*** Available data ***
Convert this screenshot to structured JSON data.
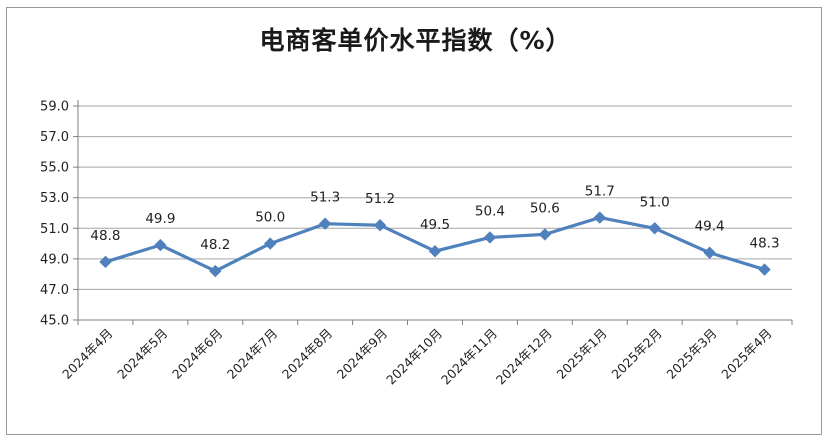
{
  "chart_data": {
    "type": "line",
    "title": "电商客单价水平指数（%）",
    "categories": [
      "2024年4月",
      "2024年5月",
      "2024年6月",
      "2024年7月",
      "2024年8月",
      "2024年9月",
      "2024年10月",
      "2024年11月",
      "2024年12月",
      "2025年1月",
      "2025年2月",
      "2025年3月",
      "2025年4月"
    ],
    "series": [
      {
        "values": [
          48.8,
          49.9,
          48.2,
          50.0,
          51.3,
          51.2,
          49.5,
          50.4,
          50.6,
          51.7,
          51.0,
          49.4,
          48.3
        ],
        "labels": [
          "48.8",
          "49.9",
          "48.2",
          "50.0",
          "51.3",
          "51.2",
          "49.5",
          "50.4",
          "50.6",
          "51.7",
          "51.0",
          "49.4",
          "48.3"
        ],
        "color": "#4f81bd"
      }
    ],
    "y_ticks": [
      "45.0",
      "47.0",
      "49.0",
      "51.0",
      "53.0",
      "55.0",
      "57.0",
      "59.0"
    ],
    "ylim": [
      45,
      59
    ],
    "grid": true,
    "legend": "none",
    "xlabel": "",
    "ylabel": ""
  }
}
***
- [What you should do]
The material above must be printed exactly, with its pictures left out.

- [Solution for this exercise]
Convert this screenshot to structured JSON data.
{
  "chart_data": {
    "type": "line",
    "title": "电商客单价水平指数（%）",
    "categories": [
      "2024年4月",
      "2024年5月",
      "2024年6月",
      "2024年7月",
      "2024年8月",
      "2024年9月",
      "2024年10月",
      "2024年11月",
      "2024年12月",
      "2025年1月",
      "2025年2月",
      "2025年3月",
      "2025年4月"
    ],
    "series": [
      {
        "values": [
          48.8,
          49.9,
          48.2,
          50.0,
          51.3,
          51.2,
          49.5,
          50.4,
          50.6,
          51.7,
          51.0,
          49.4,
          48.3
        ],
        "labels": [
          "48.8",
          "49.9",
          "48.2",
          "50.0",
          "51.3",
          "51.2",
          "49.5",
          "50.4",
          "50.6",
          "51.7",
          "51.0",
          "49.4",
          "48.3"
        ],
        "color": "#4f81bd"
      }
    ],
    "y_ticks": [
      "45.0",
      "47.0",
      "49.0",
      "51.0",
      "53.0",
      "55.0",
      "57.0",
      "59.0"
    ],
    "ylim": [
      45,
      59
    ],
    "grid": true,
    "legend": "none",
    "xlabel": "",
    "ylabel": ""
  }
}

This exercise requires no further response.